Saved entries
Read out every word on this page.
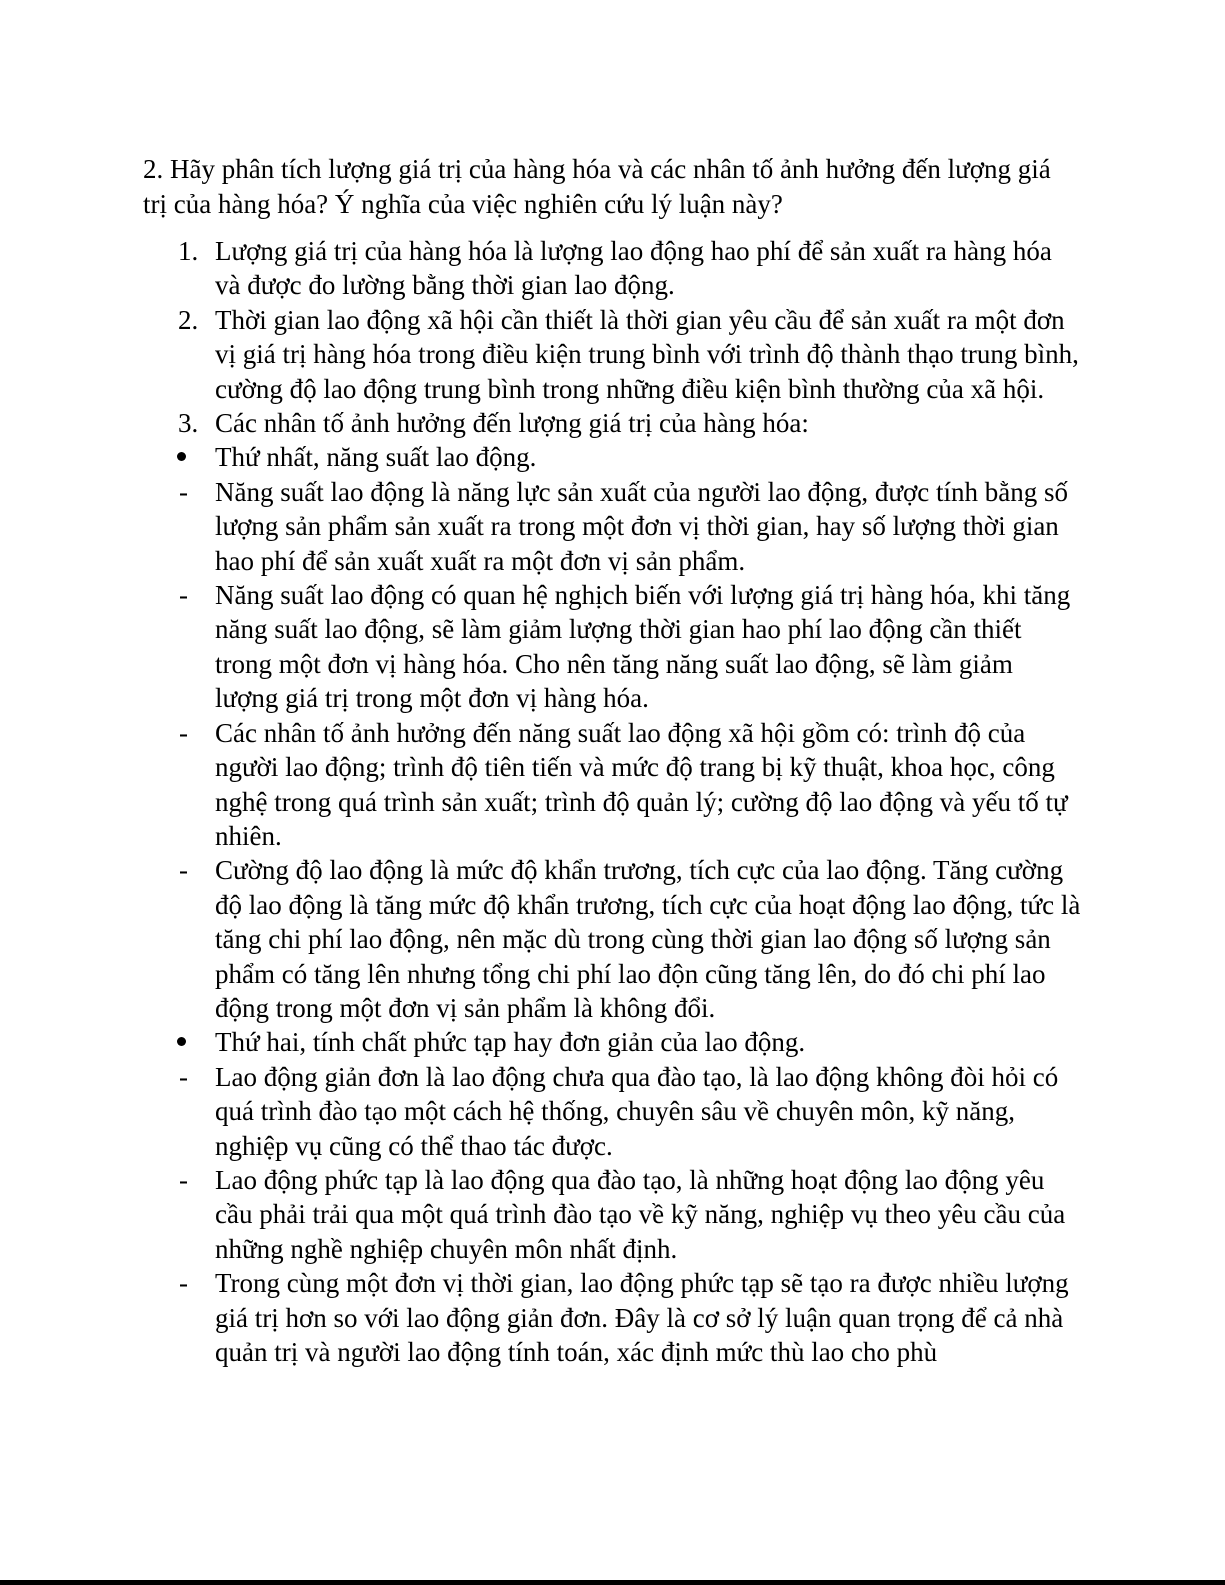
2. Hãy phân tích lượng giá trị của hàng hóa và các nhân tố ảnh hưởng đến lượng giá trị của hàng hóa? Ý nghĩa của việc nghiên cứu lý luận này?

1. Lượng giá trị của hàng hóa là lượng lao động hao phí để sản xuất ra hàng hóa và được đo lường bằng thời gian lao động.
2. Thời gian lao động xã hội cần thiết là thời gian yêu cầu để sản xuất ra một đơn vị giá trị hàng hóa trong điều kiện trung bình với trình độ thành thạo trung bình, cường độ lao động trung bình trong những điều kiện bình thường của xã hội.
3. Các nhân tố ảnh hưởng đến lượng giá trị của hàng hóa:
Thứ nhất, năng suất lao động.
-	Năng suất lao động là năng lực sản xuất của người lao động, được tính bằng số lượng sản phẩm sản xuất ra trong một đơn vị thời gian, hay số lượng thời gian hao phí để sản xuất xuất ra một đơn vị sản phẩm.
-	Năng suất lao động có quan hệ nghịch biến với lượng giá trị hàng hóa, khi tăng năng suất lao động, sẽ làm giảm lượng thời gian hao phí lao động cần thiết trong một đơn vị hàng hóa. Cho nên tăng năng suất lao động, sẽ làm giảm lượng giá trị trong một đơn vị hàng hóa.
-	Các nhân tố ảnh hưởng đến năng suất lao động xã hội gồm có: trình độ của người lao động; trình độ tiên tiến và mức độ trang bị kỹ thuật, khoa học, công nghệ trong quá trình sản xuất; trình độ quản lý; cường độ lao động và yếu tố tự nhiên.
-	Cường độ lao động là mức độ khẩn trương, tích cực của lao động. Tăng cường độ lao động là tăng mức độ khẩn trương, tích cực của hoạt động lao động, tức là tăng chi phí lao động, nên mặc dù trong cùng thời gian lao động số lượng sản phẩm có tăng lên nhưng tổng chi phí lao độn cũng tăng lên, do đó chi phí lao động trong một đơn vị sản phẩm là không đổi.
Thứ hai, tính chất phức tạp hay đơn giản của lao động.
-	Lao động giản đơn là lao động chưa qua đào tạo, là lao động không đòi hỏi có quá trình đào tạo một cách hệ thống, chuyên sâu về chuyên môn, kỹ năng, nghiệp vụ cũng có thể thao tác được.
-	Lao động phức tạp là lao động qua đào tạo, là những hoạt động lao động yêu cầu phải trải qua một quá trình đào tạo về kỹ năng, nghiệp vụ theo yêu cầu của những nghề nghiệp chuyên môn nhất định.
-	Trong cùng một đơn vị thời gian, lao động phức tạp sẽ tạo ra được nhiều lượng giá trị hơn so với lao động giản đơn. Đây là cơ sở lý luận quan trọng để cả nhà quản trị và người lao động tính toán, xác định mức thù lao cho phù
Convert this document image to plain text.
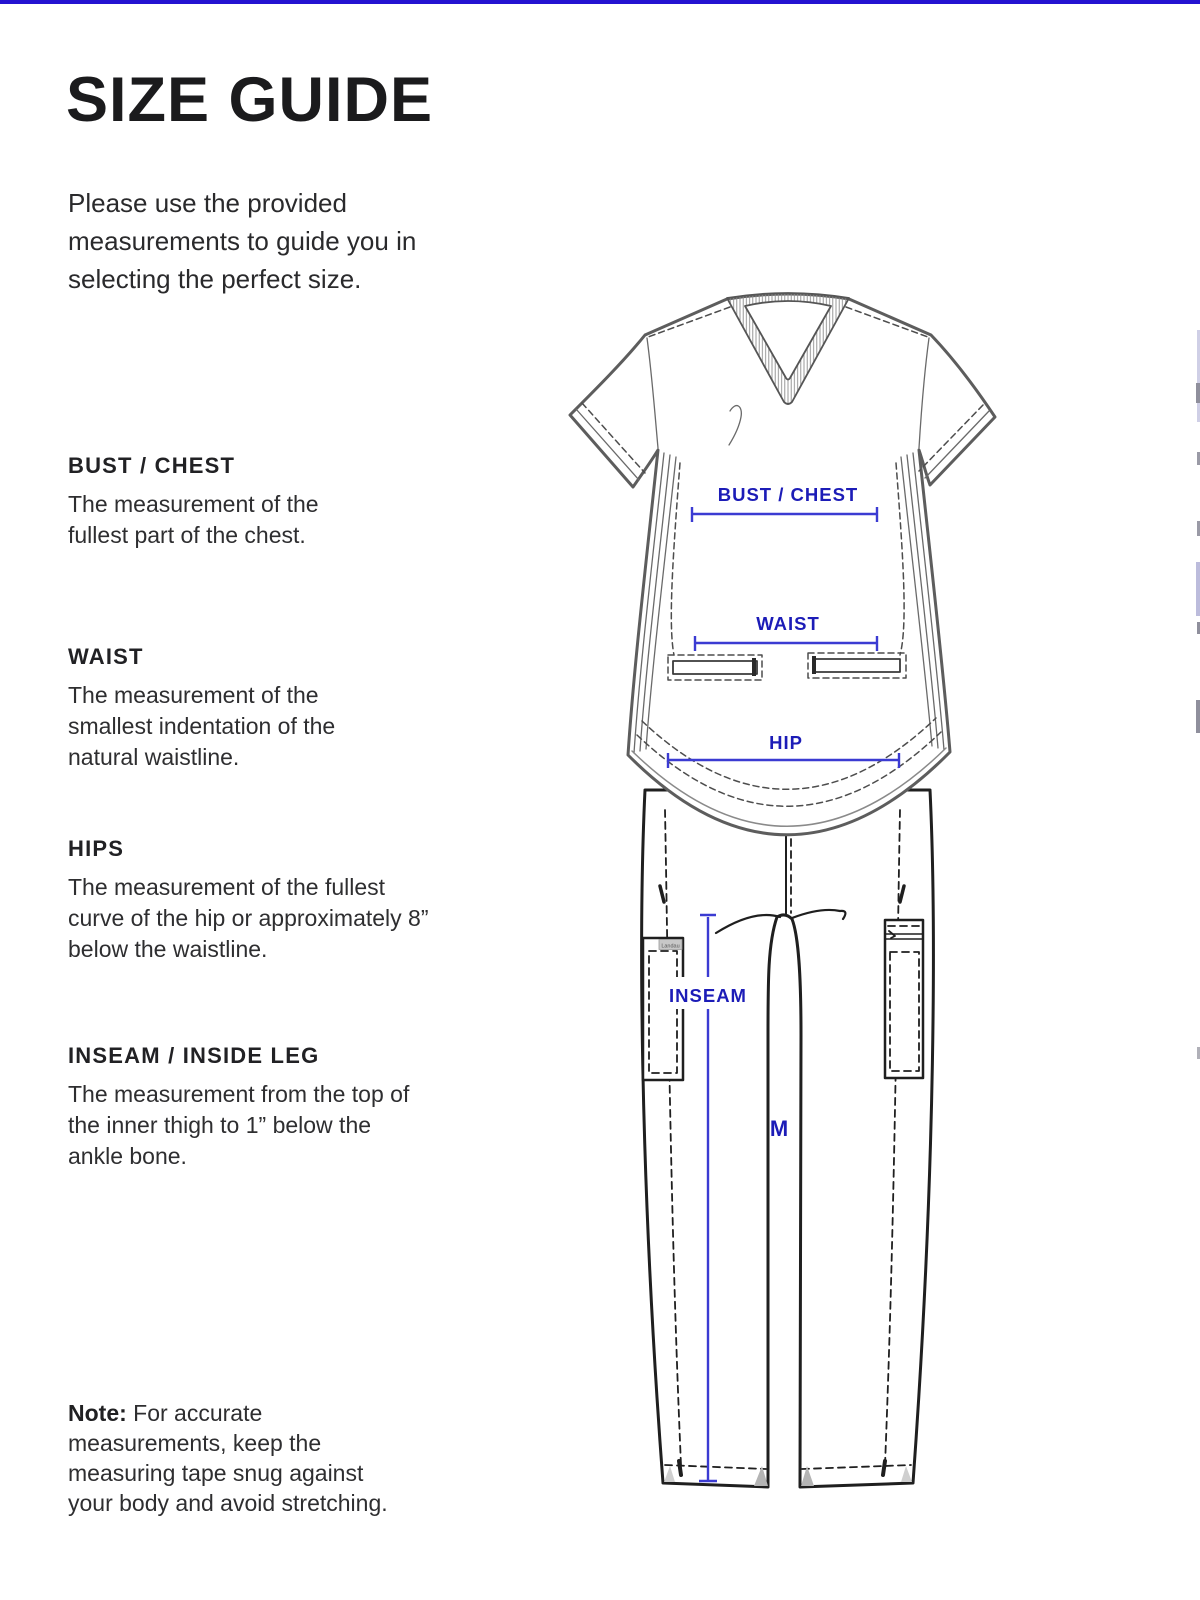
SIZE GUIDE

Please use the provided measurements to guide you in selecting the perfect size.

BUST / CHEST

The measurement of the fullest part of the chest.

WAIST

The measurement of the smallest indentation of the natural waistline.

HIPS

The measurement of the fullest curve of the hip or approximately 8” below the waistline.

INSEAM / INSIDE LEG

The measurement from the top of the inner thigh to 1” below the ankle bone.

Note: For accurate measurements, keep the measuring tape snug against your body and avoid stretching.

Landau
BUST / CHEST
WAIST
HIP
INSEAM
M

** What you are asked to do **
Gather up, from the records above, each line where the word "không" appears.

** Result of this task **
-	Cường độ lao động là mức độ khẩn trương, tích cực của lao động. Tăng cường độ lao động là tăng mức độ khẩn trương, tích cực của hoạt động lao động, tức là tăng chi phí lao động, nên mặc dù trong cùng thời gian lao động số lượng sản phẩm có tăng lên nhưng tổng chi phí lao độn cũng tăng lên, do đó chi phí lao động trong một đơn vị sản phẩm là không đổi.
-	Lao động giản đơn là lao động chưa qua đào tạo, là lao động không đòi hỏi có quá trình đào tạo một cách hệ thống, chuyên sâu về chuyên môn, kỹ năng, nghiệp vụ cũng có thể thao tác được.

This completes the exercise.